WHAT THE EXERCISE ASKS. Return the entries verbatim and drop every picture.

DATASET.
** START **

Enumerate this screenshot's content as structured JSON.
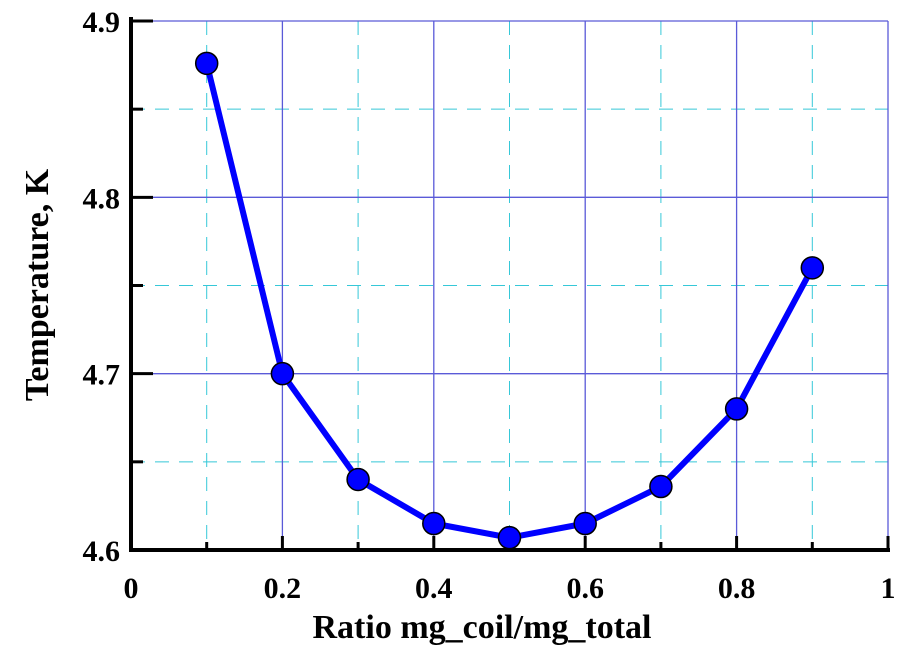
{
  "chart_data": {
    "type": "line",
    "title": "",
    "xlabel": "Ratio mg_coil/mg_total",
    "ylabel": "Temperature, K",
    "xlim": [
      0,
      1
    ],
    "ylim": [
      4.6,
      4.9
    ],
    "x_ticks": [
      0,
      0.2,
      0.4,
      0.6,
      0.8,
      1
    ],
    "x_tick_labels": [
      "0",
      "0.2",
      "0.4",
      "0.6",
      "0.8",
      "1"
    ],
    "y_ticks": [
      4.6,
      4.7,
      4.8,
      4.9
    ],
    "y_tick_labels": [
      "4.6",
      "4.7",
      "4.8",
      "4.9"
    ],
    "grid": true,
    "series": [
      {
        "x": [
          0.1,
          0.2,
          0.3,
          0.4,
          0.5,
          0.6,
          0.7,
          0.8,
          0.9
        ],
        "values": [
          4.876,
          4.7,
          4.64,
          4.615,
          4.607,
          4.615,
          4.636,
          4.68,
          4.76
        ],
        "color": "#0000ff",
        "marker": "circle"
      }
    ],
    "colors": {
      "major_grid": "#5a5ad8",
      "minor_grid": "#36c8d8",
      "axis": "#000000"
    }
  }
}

** END **

THE SOLUTION.
Enumerate this screenshot's content as structured JSON.
{
  "chart_data": {
    "type": "line",
    "title": "",
    "xlabel": "Ratio mg_coil/mg_total",
    "ylabel": "Temperature, K",
    "xlim": [
      0,
      1
    ],
    "ylim": [
      4.6,
      4.9
    ],
    "x_ticks": [
      0,
      0.2,
      0.4,
      0.6,
      0.8,
      1
    ],
    "x_tick_labels": [
      "0",
      "0.2",
      "0.4",
      "0.6",
      "0.8",
      "1"
    ],
    "y_ticks": [
      4.6,
      4.7,
      4.8,
      4.9
    ],
    "y_tick_labels": [
      "4.6",
      "4.7",
      "4.8",
      "4.9"
    ],
    "grid": true,
    "series": [
      {
        "x": [
          0.1,
          0.2,
          0.3,
          0.4,
          0.5,
          0.6,
          0.7,
          0.8,
          0.9
        ],
        "values": [
          4.876,
          4.7,
          4.64,
          4.615,
          4.607,
          4.615,
          4.636,
          4.68,
          4.76
        ],
        "color": "#0000ff",
        "marker": "circle"
      }
    ],
    "colors": {
      "major_grid": "#5a5ad8",
      "minor_grid": "#36c8d8",
      "axis": "#000000"
    }
  }
}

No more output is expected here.